----- SUPPLIED INFORMATION -----

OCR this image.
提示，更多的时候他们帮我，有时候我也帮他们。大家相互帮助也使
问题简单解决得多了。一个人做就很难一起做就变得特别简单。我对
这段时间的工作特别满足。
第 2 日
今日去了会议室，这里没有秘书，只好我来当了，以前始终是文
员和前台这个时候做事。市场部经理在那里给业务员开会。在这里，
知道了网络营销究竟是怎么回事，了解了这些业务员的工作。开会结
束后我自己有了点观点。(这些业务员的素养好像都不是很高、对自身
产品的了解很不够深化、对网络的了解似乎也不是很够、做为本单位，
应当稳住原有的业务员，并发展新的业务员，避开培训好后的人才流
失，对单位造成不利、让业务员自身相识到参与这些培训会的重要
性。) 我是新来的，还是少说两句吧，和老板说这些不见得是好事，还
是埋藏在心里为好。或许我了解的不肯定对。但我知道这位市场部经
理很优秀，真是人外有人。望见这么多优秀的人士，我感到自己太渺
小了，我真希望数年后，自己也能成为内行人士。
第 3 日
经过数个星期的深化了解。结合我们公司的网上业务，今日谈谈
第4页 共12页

-----

*WRITTEN EXERCISE*
Copy out the whole listing, exactly as written.

*FINISHED EXERCISE*
OCR this image.
提示，更多的时候他们帮我，有时候我也帮他们。大家相互帮助也使
问题简单解决得多了。一个人做就很难一起做就变得特别简单。我对
这段时间的工作特别满足。
第 2 日
今日去了会议室，这里没有秘书，只好我来当了，以前始终是文
员和前台这个时候做事。市场部经理在那里给业务员开会。在这里，
知道了网络营销究竟是怎么回事，了解了这些业务员的工作。开会结
束后我自己有了点观点。(这些业务员的素养好像都不是很高、对自身
产品的了解很不够深化、对网络的了解似乎也不是很够、做为本单位，
应当稳住原有的业务员，并发展新的业务员，避开培训好后的人才流
失，对单位造成不利、让业务员自身相识到参与这些培训会的重要
性。) 我是新来的，还是少说两句吧，和老板说这些不见得是好事，还
是埋藏在心里为好。或许我了解的不肯定对。但我知道这位市场部经
理很优秀，真是人外有人。望见这么多优秀的人士，我感到自己太渺
小了，我真希望数年后，自己也能成为内行人士。
第 3 日
经过数个星期的深化了解。结合我们公司的网上业务，今日谈谈
第4页 共12页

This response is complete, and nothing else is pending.